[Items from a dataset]
##############################

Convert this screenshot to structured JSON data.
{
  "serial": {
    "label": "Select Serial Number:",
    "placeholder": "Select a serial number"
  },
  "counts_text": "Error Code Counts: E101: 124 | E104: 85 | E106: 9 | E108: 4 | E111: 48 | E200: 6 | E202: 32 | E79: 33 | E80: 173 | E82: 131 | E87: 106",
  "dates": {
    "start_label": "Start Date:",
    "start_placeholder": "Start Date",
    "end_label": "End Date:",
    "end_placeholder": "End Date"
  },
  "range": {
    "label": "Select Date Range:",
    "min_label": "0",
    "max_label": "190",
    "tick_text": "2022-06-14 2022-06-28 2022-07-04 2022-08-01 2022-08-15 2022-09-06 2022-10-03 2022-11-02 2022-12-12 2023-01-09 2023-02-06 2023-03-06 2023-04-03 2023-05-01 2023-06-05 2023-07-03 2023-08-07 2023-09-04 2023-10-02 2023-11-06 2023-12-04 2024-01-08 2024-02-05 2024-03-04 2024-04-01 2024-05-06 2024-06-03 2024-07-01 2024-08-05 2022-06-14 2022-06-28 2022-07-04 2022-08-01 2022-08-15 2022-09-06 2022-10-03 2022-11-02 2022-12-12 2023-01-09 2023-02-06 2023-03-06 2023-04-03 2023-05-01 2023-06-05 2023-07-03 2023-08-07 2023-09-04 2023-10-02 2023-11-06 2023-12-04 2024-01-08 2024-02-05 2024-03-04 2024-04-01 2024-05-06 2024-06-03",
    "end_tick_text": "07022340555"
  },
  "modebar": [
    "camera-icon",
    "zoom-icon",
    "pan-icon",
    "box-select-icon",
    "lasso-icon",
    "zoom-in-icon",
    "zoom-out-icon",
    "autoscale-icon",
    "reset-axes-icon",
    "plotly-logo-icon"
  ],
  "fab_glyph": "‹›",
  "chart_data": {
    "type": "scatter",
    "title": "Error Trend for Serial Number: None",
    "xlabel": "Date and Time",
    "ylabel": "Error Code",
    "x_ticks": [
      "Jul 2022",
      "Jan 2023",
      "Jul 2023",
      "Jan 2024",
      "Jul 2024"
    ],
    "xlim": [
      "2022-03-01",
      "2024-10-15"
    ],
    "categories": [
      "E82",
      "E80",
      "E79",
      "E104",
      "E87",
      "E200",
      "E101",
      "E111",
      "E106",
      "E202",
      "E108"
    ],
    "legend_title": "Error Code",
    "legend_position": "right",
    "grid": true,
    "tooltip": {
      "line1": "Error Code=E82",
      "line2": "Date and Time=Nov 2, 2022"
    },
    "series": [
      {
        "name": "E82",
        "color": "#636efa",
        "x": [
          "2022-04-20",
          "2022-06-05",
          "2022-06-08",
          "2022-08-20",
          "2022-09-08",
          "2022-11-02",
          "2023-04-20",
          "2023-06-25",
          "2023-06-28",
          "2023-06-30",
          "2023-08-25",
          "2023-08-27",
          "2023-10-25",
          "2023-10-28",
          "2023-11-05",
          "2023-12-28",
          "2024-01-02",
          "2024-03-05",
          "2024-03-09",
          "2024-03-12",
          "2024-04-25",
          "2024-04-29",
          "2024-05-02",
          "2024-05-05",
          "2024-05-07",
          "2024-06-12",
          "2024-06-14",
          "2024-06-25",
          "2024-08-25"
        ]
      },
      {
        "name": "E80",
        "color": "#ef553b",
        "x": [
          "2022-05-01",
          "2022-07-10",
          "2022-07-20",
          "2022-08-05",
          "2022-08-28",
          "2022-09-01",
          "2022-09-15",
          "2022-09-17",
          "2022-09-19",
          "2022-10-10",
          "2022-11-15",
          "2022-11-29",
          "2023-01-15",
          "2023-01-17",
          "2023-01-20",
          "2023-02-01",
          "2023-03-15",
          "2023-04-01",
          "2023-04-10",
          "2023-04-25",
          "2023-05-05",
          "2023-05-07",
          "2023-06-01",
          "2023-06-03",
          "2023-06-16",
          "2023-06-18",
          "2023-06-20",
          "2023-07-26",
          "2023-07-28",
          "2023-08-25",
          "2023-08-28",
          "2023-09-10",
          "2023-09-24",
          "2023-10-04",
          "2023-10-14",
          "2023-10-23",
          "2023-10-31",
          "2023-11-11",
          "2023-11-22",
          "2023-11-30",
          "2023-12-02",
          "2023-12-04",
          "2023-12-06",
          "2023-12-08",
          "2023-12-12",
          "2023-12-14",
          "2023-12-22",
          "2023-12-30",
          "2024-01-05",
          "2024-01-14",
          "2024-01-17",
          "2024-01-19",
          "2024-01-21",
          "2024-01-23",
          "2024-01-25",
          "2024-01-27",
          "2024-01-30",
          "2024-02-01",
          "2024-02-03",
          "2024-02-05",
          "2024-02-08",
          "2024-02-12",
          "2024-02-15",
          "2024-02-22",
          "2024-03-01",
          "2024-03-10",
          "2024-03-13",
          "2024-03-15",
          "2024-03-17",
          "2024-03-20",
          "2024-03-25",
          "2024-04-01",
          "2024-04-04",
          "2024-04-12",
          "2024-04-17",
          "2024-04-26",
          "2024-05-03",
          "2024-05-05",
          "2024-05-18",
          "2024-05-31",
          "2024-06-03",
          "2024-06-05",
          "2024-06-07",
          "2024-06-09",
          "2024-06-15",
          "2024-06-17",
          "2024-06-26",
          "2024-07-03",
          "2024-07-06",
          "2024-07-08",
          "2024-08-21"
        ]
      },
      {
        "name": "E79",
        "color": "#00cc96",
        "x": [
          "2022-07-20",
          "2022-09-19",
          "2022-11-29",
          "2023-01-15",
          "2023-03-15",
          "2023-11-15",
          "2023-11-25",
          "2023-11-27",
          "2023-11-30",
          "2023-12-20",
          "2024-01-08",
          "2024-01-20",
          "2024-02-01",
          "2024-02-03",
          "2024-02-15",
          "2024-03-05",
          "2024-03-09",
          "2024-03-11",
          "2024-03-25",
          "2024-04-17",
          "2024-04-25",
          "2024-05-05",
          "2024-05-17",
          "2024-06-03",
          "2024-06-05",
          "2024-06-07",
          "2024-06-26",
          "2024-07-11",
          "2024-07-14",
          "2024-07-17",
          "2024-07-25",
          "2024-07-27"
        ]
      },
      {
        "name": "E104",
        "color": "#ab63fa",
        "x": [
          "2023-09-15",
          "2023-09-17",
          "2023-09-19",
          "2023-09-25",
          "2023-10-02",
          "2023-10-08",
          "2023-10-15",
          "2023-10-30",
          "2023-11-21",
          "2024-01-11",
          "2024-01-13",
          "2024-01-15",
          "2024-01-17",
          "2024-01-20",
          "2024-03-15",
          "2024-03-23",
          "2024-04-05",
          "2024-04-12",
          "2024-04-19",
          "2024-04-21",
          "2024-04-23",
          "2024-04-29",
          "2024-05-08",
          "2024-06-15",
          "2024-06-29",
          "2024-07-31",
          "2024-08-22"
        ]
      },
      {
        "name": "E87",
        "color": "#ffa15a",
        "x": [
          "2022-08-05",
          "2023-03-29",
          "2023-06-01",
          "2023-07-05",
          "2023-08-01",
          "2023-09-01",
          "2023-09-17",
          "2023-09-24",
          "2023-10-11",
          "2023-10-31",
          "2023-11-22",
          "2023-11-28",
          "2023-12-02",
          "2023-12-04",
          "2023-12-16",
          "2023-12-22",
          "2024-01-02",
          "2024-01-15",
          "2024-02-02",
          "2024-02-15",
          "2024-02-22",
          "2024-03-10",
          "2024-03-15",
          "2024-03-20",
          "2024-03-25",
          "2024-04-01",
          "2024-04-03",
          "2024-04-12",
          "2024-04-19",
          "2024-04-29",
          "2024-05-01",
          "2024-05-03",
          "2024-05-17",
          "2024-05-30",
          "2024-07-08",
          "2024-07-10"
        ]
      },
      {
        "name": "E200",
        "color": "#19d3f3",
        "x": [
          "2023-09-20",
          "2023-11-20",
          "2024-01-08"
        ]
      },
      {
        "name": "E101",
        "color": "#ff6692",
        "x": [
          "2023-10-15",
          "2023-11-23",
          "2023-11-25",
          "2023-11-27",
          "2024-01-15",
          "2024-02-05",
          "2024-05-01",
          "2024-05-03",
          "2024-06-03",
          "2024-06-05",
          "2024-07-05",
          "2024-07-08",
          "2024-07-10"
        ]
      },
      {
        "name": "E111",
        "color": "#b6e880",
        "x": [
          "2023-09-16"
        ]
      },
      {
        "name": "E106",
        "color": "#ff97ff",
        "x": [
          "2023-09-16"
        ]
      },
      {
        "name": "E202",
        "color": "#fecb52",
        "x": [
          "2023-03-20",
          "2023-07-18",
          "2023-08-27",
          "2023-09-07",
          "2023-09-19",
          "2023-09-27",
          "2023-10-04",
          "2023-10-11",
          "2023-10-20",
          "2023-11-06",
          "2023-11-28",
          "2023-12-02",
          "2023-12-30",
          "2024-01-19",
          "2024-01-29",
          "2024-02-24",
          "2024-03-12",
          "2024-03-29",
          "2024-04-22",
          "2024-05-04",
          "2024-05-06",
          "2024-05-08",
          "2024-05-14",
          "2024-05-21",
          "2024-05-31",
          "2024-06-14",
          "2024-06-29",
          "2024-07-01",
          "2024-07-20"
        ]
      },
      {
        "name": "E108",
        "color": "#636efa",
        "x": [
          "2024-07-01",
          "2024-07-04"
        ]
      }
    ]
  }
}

##############################

:: Task description ::
In the listing above, locate each line with "Error" and copy it.

:: Exercise response ::
  "counts_text": "Error Code Counts: E101: 124 | E104: 85 | E106: 9 | E108: 4 | E111: 48 | E200: 6 | E202: 32 | E79: 33 | E80: 173 | E82: 131 | E87: 106",
    "title": "Error Trend for Serial Number: None",
    "ylabel": "Error Code",
    "legend_title": "Error Code",
      "line1": "Error Code=E82",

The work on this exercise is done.